= Task description =
Below is the data. Give it again, complete and exact.

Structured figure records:
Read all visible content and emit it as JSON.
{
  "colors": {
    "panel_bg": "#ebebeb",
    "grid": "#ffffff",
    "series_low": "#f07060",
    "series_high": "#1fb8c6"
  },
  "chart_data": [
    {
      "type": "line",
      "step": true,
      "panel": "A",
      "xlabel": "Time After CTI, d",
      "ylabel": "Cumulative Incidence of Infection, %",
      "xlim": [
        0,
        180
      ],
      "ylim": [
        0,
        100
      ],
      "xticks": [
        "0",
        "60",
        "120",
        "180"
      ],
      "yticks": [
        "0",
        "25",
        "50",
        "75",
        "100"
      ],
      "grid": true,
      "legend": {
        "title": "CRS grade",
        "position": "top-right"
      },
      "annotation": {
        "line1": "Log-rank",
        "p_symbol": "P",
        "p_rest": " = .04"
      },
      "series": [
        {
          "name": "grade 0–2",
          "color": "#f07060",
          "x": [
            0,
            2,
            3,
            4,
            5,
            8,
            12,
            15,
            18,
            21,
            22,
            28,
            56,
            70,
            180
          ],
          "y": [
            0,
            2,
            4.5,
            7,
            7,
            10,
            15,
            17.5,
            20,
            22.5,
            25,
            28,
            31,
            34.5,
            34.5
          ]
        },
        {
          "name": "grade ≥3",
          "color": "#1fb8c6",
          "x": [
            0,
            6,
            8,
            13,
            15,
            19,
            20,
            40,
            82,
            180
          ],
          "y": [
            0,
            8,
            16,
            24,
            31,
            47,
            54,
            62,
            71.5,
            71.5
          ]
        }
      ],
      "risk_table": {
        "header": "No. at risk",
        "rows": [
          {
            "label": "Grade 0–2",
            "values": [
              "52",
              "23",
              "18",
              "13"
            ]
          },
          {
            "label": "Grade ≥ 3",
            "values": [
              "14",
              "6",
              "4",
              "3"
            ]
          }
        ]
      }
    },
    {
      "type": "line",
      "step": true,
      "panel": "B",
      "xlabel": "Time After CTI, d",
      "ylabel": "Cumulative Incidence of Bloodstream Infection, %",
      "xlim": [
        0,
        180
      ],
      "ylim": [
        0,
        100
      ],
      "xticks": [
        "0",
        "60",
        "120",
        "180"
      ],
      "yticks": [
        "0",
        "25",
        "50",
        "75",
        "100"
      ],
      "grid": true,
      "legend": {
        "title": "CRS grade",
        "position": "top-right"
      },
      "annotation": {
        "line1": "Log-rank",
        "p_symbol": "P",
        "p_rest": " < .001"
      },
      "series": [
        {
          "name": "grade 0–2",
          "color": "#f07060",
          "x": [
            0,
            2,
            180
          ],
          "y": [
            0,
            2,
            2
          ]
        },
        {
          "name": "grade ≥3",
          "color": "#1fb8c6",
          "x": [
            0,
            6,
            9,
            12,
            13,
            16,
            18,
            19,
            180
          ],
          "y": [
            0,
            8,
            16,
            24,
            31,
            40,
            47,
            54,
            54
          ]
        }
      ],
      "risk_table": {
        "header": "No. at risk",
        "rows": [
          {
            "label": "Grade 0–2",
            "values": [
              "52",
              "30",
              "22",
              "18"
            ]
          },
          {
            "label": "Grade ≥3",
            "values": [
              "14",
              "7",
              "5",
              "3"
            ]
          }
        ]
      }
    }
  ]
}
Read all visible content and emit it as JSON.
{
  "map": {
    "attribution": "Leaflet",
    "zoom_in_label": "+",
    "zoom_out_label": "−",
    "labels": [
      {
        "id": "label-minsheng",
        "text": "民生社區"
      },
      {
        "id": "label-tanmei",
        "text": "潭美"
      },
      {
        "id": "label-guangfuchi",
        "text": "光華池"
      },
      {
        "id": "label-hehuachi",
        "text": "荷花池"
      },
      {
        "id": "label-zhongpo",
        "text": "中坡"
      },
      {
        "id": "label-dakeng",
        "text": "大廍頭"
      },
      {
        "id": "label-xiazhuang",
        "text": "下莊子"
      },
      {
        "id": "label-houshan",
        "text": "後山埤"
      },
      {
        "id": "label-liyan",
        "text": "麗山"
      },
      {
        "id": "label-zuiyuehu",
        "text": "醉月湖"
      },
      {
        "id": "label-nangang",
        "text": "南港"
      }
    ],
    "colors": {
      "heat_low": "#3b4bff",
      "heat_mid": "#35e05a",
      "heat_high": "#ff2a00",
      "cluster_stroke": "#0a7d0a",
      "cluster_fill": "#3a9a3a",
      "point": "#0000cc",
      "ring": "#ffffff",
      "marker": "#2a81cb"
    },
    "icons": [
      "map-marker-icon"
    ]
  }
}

= Exercise response =
Read all visible content and emit it as JSON.
{
  "colors": {
    "panel_bg": "#ebebeb",
    "grid": "#ffffff",
    "series_low": "#f07060",
    "series_high": "#1fb8c6"
  },
  "chart_data": [
    {
      "type": "line",
      "step": true,
      "panel": "A",
      "xlabel": "Time After CTI, d",
      "ylabel": "Cumulative Incidence of Infection, %",
      "xlim": [
        0,
        180
      ],
      "ylim": [
        0,
        100
      ],
      "xticks": [
        "0",
        "60",
        "120",
        "180"
      ],
      "yticks": [
        "0",
        "25",
        "50",
        "75",
        "100"
      ],
      "grid": true,
      "legend": {
        "title": "CRS grade",
        "position": "top-right"
      },
      "annotation": {
        "line1": "Log-rank",
        "p_symbol": "P",
        "p_rest": " = .04"
      },
      "series": [
        {
          "name": "grade 0–2",
          "color": "#f07060",
          "x": [
            0,
            2,
            3,
            4,
            5,
            8,
            12,
            15,
            18,
            21,
            22,
            28,
            56,
            70,
            180
          ],
          "y": [
            0,
            2,
            4.5,
            7,
            7,
            10,
            15,
            17.5,
            20,
            22.5,
            25,
            28,
            31,
            34.5,
            34.5
          ]
        },
        {
          "name": "grade ≥3",
          "color": "#1fb8c6",
          "x": [
            0,
            6,
            8,
            13,
            15,
            19,
            20,
            40,
            82,
            180
          ],
          "y": [
            0,
            8,
            16,
            24,
            31,
            47,
            54,
            62,
            71.5,
            71.5
          ]
        }
      ],
      "risk_table": {
        "header": "No. at risk",
        "rows": [
          {
            "label": "Grade 0–2",
            "values": [
              "52",
              "23",
              "18",
              "13"
            ]
          },
          {
            "label": "Grade ≥ 3",
            "values": [
              "14",
              "6",
              "4",
              "3"
            ]
          }
        ]
      }
    },
    {
      "type": "line",
      "step": true,
      "panel": "B",
      "xlabel": "Time After CTI, d",
      "ylabel": "Cumulative Incidence of Bloodstream Infection, %",
      "xlim": [
        0,
        180
      ],
      "ylim": [
        0,
        100
      ],
      "xticks": [
        "0",
        "60",
        "120",
        "180"
      ],
      "yticks": [
        "0",
        "25",
        "50",
        "75",
        "100"
      ],
      "grid": true,
      "legend": {
        "title": "CRS grade",
        "position": "top-right"
      },
      "annotation": {
        "line1": "Log-rank",
        "p_symbol": "P",
        "p_rest": " < .001"
      },
      "series": [
        {
          "name": "grade 0–2",
          "color": "#f07060",
          "x": [
            0,
            2,
            180
          ],
          "y": [
            0,
            2,
            2
          ]
        },
        {
          "name": "grade ≥3",
          "color": "#1fb8c6",
          "x": [
            0,
            6,
            9,
            12,
            13,
            16,
            18,
            19,
            180
          ],
          "y": [
            0,
            8,
            16,
            24,
            31,
            40,
            47,
            54,
            54
          ]
        }
      ],
      "risk_table": {
        "header": "No. at risk",
        "rows": [
          {
            "label": "Grade 0–2",
            "values": [
              "52",
              "30",
              "22",
              "18"
            ]
          },
          {
            "label": "Grade ≥3",
            "values": [
              "14",
              "7",
              "5",
              "3"
            ]
          }
        ]
      }
    }
  ]
}
Read all visible content and emit it as JSON.
{
  "map": {
    "attribution": "Leaflet",
    "zoom_in_label": "+",
    "zoom_out_label": "−",
    "labels": [
      {
        "id": "label-minsheng",
        "text": "民生社區"
      },
      {
        "id": "label-tanmei",
        "text": "潭美"
      },
      {
        "id": "label-guangfuchi",
        "text": "光華池"
      },
      {
        "id": "label-hehuachi",
        "text": "荷花池"
      },
      {
        "id": "label-zhongpo",
        "text": "中坡"
      },
      {
        "id": "label-dakeng",
        "text": "大廍頭"
      },
      {
        "id": "label-xiazhuang",
        "text": "下莊子"
      },
      {
        "id": "label-houshan",
        "text": "後山埤"
      },
      {
        "id": "label-liyan",
        "text": "麗山"
      },
      {
        "id": "label-zuiyuehu",
        "text": "醉月湖"
      },
      {
        "id": "label-nangang",
        "text": "南港"
      }
    ],
    "colors": {
      "heat_low": "#3b4bff",
      "heat_mid": "#35e05a",
      "heat_high": "#ff2a00",
      "cluster_stroke": "#0a7d0a",
      "cluster_fill": "#3a9a3a",
      "point": "#0000cc",
      "ring": "#ffffff",
      "marker": "#2a81cb"
    },
    "icons": [
      "map-marker-icon"
    ]
  }
}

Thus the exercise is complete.